_GOAL_
Output each entry below as it stands, leaving out every picture.
■ ■ ■ ■
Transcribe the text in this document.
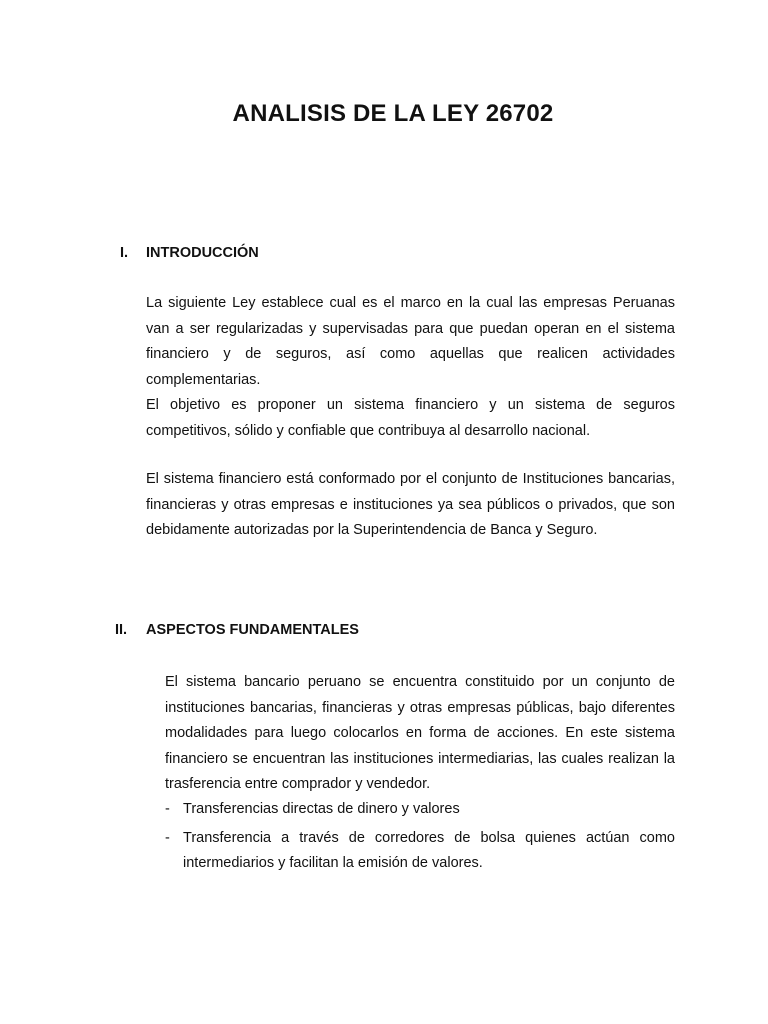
ANALISIS DE LA LEY 26702
I. INTRODUCCIÓN

La siguiente Ley establece cual es el marco en la cual las empresas Peruanas van a ser regularizadas y supervisadas para que puedan operan en el sistema financiero y de seguros, así como aquellas que realicen actividades complementarias.

El objetivo es proponer un sistema financiero y un sistema de seguros competitivos, sólido y confiable que contribuya al desarrollo nacional.

El sistema financiero está conformado por el conjunto de Instituciones bancarias, financieras y otras empresas e instituciones ya sea públicos o privados, que son debidamente autorizadas por la Superintendencia de Banca y Seguro.

II. ASPECTOS FUNDAMENTALES

El sistema bancario peruano se encuentra constituido por un conjunto de instituciones bancarias, financieras y otras empresas públicas, bajo diferentes modalidades para luego colocarlos en forma de acciones. En este sistema financiero se encuentran las instituciones intermediarias, las cuales realizan la trasferencia entre comprador y vendedor.

- Transferencias directas de dinero y valores
- Transferencia a través de corredores de bolsa quienes actúan como intermediarios y facilitan la emisión de valores.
■ ■ ■ ■
_ANSWER BELOW_
Transcribe the text in this document.
ANALISIS DE LA LEY 26702
I. INTRODUCCIÓN

La siguiente Ley establece cual es el marco en la cual las empresas Peruanas van a ser regularizadas y supervisadas para que puedan operan en el sistema financiero y de seguros, así como aquellas que realicen actividades complementarias.

El objetivo es proponer un sistema financiero y un sistema de seguros competitivos, sólido y confiable que contribuya al desarrollo nacional.

El sistema financiero está conformado por el conjunto de Instituciones bancarias, financieras y otras empresas e instituciones ya sea públicos o privados, que son debidamente autorizadas por la Superintendencia de Banca y Seguro.

II. ASPECTOS FUNDAMENTALES

El sistema bancario peruano se encuentra constituido por un conjunto de instituciones bancarias, financieras y otras empresas públicas, bajo diferentes modalidades para luego colocarlos en forma de acciones. En este sistema financiero se encuentran las instituciones intermediarias, las cuales realizan la trasferencia entre comprador y vendedor.

- Transferencias directas de dinero y valores
- Transferencia a través de corredores de bolsa quienes actúan como intermediarios y facilitan la emisión de valores.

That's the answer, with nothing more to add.